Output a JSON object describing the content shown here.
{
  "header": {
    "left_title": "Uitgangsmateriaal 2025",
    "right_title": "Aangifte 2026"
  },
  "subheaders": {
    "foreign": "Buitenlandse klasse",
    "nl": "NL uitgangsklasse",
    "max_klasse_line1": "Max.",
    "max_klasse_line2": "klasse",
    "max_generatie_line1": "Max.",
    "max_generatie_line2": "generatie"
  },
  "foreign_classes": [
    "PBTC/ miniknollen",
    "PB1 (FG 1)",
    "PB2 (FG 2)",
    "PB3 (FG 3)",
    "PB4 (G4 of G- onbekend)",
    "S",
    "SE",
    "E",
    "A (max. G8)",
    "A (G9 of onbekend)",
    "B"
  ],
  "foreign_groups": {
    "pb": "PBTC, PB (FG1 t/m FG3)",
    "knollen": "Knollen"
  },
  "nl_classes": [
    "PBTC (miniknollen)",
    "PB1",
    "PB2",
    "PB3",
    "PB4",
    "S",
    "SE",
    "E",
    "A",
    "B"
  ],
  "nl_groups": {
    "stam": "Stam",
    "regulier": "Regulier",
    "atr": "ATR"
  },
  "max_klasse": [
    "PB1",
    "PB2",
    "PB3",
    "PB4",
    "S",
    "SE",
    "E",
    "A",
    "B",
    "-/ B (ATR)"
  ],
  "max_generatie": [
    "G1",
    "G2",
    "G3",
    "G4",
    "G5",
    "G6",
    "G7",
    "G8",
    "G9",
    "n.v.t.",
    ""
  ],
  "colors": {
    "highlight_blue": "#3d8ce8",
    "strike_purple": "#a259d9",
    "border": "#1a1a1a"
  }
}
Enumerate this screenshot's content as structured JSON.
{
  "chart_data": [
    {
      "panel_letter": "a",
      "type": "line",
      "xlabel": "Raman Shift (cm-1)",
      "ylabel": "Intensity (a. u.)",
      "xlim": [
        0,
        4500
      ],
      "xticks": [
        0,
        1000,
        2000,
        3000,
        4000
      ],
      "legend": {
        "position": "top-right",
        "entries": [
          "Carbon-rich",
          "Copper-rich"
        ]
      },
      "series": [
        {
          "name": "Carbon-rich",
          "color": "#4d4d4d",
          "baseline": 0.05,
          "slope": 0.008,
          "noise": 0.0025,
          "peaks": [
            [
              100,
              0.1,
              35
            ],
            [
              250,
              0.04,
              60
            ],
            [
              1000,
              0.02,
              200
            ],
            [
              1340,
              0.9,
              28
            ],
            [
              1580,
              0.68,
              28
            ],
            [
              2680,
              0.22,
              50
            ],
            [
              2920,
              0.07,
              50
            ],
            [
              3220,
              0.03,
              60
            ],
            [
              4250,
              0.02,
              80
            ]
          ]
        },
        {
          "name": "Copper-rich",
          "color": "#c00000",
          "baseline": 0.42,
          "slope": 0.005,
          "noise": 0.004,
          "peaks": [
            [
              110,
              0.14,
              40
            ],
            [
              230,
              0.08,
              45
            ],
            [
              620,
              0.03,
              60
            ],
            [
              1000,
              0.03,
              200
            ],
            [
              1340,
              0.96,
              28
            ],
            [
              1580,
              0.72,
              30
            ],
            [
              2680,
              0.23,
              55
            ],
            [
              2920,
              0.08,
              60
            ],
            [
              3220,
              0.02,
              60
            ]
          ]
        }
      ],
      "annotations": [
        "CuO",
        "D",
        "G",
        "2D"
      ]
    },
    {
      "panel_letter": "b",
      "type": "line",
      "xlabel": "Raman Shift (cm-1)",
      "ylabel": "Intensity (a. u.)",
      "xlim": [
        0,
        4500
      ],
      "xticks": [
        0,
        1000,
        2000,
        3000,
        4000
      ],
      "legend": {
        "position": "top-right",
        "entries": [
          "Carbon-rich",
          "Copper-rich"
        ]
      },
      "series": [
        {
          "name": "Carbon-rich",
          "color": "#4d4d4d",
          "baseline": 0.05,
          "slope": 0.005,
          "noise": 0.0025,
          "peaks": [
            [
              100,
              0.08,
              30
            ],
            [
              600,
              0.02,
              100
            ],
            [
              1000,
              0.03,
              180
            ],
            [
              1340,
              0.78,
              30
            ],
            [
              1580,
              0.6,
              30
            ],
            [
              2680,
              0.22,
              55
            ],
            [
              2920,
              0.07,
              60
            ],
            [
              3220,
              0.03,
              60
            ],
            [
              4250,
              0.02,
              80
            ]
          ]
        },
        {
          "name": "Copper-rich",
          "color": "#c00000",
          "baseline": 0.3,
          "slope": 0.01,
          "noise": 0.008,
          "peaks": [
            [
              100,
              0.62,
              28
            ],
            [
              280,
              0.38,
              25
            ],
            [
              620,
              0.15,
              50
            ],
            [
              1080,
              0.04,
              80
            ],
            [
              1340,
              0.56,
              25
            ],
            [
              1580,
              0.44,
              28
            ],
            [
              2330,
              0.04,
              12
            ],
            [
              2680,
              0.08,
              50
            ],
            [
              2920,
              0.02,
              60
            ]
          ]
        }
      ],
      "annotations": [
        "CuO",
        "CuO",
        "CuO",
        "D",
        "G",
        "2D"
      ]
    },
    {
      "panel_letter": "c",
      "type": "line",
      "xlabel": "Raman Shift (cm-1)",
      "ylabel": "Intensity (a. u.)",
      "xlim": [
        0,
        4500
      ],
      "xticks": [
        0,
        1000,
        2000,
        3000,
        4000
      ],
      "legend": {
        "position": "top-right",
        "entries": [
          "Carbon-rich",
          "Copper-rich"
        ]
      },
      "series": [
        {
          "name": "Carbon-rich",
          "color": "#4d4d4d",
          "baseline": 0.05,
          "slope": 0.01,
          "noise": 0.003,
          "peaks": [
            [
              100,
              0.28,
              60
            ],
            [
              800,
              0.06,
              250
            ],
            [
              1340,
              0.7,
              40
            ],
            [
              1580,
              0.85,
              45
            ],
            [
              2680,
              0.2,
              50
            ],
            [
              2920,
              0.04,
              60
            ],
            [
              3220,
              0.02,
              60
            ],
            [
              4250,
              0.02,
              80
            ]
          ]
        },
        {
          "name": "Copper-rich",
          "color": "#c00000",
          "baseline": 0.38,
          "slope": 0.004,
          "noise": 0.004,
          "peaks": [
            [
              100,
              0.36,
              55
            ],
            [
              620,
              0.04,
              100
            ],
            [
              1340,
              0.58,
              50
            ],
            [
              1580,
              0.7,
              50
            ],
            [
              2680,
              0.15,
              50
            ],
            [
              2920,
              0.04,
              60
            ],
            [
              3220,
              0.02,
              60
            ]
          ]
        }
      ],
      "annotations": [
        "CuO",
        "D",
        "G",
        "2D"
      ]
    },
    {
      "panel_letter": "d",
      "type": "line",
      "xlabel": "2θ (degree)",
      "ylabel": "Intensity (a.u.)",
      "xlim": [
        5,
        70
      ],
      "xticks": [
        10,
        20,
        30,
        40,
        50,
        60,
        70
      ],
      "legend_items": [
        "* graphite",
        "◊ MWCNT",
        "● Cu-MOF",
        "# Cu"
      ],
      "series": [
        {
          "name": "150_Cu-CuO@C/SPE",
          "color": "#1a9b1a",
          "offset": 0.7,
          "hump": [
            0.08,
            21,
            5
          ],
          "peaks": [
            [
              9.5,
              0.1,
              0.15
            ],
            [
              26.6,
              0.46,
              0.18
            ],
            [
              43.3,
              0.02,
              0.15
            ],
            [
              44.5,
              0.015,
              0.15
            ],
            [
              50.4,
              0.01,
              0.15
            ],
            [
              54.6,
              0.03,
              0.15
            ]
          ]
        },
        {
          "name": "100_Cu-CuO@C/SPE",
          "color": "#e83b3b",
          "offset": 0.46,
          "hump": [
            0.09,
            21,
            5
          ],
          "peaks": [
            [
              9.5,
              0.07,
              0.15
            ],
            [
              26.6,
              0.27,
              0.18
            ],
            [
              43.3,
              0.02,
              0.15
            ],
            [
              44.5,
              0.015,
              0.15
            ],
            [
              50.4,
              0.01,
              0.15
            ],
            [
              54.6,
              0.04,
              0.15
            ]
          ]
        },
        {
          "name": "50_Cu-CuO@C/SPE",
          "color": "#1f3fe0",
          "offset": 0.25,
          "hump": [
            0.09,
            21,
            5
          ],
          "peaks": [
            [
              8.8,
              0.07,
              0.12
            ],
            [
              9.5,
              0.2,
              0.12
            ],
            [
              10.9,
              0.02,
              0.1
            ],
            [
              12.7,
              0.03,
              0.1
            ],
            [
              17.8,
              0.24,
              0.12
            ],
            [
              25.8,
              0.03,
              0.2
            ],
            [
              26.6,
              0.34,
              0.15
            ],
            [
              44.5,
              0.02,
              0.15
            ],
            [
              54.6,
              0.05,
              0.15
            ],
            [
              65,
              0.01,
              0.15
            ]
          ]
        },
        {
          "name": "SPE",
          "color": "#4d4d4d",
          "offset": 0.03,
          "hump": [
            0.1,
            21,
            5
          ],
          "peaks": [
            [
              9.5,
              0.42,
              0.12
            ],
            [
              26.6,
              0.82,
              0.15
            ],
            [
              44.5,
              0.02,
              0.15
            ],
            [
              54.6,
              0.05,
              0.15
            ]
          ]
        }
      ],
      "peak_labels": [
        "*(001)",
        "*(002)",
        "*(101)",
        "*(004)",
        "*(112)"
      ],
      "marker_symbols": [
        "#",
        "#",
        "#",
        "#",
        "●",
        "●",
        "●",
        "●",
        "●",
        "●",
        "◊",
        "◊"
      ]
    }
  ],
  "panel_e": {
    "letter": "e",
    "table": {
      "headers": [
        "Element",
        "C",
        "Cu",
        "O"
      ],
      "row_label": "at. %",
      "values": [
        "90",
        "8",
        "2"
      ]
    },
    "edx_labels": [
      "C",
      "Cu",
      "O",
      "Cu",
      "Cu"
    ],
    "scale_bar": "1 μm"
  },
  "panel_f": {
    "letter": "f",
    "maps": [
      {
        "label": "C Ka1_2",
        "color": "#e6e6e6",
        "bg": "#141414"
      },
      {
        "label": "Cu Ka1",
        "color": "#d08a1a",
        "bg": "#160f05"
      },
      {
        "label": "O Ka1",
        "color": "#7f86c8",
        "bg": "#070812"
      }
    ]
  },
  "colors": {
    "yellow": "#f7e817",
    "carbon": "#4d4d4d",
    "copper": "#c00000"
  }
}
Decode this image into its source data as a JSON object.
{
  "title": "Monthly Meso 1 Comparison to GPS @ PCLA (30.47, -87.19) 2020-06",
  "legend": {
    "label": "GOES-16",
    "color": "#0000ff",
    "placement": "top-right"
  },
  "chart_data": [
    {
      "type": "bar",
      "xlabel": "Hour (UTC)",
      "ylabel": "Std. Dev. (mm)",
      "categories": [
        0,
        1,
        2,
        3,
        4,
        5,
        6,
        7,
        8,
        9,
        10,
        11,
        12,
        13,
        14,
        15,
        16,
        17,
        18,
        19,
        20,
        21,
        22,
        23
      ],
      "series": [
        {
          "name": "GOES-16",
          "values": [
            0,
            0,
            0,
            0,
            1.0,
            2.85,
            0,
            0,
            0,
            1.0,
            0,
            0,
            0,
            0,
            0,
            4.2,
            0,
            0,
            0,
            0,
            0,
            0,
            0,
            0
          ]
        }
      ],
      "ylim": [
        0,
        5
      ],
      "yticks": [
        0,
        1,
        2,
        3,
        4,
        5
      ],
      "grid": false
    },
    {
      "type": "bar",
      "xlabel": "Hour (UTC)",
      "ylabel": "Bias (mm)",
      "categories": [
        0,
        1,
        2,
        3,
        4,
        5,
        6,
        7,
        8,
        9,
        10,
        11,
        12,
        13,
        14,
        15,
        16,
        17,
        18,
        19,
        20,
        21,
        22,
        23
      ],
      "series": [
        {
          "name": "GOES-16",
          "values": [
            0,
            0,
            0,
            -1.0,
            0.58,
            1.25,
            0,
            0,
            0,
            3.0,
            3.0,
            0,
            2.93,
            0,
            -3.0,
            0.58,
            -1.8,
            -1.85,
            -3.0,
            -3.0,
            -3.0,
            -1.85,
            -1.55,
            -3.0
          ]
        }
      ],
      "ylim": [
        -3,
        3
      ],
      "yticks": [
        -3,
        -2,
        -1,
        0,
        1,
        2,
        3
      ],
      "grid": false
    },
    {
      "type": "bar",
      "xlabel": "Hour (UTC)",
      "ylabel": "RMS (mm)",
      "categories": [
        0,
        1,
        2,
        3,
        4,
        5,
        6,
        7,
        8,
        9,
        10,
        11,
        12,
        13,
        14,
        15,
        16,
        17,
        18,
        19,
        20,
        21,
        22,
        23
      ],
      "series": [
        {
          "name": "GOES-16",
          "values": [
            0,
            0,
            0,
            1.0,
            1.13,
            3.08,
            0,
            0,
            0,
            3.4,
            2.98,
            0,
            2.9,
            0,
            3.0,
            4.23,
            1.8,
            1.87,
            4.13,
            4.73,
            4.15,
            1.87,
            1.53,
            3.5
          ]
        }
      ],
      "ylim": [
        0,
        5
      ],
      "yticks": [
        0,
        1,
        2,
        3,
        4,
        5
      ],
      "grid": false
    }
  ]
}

# # #

Task goal:
In the records above, collect each line with "offset".

Reply:
          "offset": 0.7,
          "offset": 0.46,
          "offset": 0.25,
          "offset": 0.03,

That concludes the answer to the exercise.